[Given data]
_____

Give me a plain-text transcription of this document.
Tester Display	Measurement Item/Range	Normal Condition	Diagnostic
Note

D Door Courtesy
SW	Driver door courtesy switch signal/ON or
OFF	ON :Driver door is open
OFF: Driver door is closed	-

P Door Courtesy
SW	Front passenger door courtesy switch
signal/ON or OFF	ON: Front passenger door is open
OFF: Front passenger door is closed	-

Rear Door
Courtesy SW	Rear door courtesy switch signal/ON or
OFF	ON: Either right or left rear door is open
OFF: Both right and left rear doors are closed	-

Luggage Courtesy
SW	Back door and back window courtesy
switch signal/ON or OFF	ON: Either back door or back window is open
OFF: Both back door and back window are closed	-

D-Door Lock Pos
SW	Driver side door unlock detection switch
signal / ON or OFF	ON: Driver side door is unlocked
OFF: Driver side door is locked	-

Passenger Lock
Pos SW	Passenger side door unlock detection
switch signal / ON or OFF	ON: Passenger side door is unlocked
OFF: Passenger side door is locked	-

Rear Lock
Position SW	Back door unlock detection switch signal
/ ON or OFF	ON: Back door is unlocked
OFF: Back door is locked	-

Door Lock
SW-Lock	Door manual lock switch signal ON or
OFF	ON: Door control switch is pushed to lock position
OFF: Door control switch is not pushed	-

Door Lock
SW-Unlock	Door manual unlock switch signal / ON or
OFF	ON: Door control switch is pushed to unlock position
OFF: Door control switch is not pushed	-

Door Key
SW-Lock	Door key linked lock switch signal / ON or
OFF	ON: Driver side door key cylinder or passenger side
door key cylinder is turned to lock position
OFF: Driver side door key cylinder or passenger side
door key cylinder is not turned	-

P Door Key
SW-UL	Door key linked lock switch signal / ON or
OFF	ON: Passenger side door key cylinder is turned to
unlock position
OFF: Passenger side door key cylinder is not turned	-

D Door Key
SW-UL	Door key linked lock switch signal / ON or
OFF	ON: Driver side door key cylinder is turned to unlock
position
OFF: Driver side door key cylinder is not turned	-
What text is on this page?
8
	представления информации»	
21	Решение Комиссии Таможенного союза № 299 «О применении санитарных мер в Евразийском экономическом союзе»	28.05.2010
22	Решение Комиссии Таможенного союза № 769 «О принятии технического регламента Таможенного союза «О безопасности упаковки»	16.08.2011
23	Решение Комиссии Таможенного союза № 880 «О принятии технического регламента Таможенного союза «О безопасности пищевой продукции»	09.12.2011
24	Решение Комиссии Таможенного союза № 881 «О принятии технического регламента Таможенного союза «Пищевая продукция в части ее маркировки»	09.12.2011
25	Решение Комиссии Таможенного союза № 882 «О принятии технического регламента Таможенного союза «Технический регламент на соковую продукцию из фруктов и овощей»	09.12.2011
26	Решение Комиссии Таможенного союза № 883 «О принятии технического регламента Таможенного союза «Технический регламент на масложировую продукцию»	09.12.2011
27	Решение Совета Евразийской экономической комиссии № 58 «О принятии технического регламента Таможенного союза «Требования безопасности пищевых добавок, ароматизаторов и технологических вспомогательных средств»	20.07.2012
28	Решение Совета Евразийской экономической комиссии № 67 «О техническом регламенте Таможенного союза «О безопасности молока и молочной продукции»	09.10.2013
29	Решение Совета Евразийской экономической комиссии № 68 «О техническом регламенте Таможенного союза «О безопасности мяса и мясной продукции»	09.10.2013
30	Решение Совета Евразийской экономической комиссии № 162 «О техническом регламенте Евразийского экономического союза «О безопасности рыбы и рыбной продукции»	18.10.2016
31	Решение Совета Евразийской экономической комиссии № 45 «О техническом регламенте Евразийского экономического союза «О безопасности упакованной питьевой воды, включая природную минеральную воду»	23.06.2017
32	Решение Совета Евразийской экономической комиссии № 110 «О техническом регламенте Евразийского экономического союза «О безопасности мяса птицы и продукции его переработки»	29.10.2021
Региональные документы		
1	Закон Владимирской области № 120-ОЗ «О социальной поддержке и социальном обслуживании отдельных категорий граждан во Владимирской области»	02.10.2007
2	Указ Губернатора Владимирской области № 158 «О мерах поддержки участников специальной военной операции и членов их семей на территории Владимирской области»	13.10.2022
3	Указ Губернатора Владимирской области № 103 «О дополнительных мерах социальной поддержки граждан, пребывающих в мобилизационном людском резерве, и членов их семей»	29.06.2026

_____

[What to work on]
Each line above must be printed exactly as it appears.

[Task answer]
Give me a plain-text transcription of this document.
Tester Display	Measurement Item/Range	Normal Condition	Diagnostic
Note

D Door Courtesy
SW	Driver door courtesy switch signal/ON or
OFF	ON :Driver door is open
OFF: Driver door is closed	-

P Door Courtesy
SW	Front passenger door courtesy switch
signal/ON or OFF	ON: Front passenger door is open
OFF: Front passenger door is closed	-

Rear Door
Courtesy SW	Rear door courtesy switch signal/ON or
OFF	ON: Either right or left rear door is open
OFF: Both right and left rear doors are closed	-

Luggage Courtesy
SW	Back door and back window courtesy
switch signal/ON or OFF	ON: Either back door or back window is open
OFF: Both back door and back window are closed	-

D-Door Lock Pos
SW	Driver side door unlock detection switch
signal / ON or OFF	ON: Driver side door is unlocked
OFF: Driver side door is locked	-

Passenger Lock
Pos SW	Passenger side door unlock detection
switch signal / ON or OFF	ON: Passenger side door is unlocked
OFF: Passenger side door is locked	-

Rear Lock
Position SW	Back door unlock detection switch signal
/ ON or OFF	ON: Back door is unlocked
OFF: Back door is locked	-

Door Lock
SW-Lock	Door manual lock switch signal ON or
OFF	ON: Door control switch is pushed to lock position
OFF: Door control switch is not pushed	-

Door Lock
SW-Unlock	Door manual unlock switch signal / ON or
OFF	ON: Door control switch is pushed to unlock position
OFF: Door control switch is not pushed	-

Door Key
SW-Lock	Door key linked lock switch signal / ON or
OFF	ON: Driver side door key cylinder or passenger side
door key cylinder is turned to lock position
OFF: Driver side door key cylinder or passenger side
door key cylinder is not turned	-

P Door Key
SW-UL	Door key linked lock switch signal / ON or
OFF	ON: Passenger side door key cylinder is turned to
unlock position
OFF: Passenger side door key cylinder is not turned	-

D Door Key
SW-UL	Door key linked lock switch signal / ON or
OFF	ON: Driver side door key cylinder is turned to unlock
position
OFF: Driver side door key cylinder is not turned	-
What text is on this page?
8
	представления информации»	
21	Решение Комиссии Таможенного союза № 299 «О применении санитарных мер в Евразийском экономическом союзе»	28.05.2010
22	Решение Комиссии Таможенного союза № 769 «О принятии технического регламента Таможенного союза «О безопасности упаковки»	16.08.2011
23	Решение Комиссии Таможенного союза № 880 «О принятии технического регламента Таможенного союза «О безопасности пищевой продукции»	09.12.2011
24	Решение Комиссии Таможенного союза № 881 «О принятии технического регламента Таможенного союза «Пищевая продукция в части ее маркировки»	09.12.2011
25	Решение Комиссии Таможенного союза № 882 «О принятии технического регламента Таможенного союза «Технический регламент на соковую продукцию из фруктов и овощей»	09.12.2011
26	Решение Комиссии Таможенного союза № 883 «О принятии технического регламента Таможенного союза «Технический регламент на масложировую продукцию»	09.12.2011
27	Решение Совета Евразийской экономической комиссии № 58 «О принятии технического регламента Таможенного союза «Требования безопасности пищевых добавок, ароматизаторов и технологических вспомогательных средств»	20.07.2012
28	Решение Совета Евразийской экономической комиссии № 67 «О техническом регламенте Таможенного союза «О безопасности молока и молочной продукции»	09.10.2013
29	Решение Совета Евразийской экономической комиссии № 68 «О техническом регламенте Таможенного союза «О безопасности мяса и мясной продукции»	09.10.2013
30	Решение Совета Евразийской экономической комиссии № 162 «О техническом регламенте Евразийского экономического союза «О безопасности рыбы и рыбной продукции»	18.10.2016
31	Решение Совета Евразийской экономической комиссии № 45 «О техническом регламенте Евразийского экономического союза «О безопасности упакованной питьевой воды, включая природную минеральную воду»	23.06.2017
32	Решение Совета Евразийской экономической комиссии № 110 «О техническом регламенте Евразийского экономического союза «О безопасности мяса птицы и продукции его переработки»	29.10.2021
Региональные документы		
1	Закон Владимирской области № 120-ОЗ «О социальной поддержке и социальном обслуживании отдельных категорий граждан во Владимирской области»	02.10.2007
2	Указ Губернатора Владимирской области № 158 «О мерах поддержки участников специальной военной операции и членов их семей на территории Владимирской области»	13.10.2022
3	Указ Губернатора Владимирской области № 103 «О дополнительных мерах социальной поддержки граждан, пребывающих в мобилизационном людском резерве, и членов их семей»	29.06.2026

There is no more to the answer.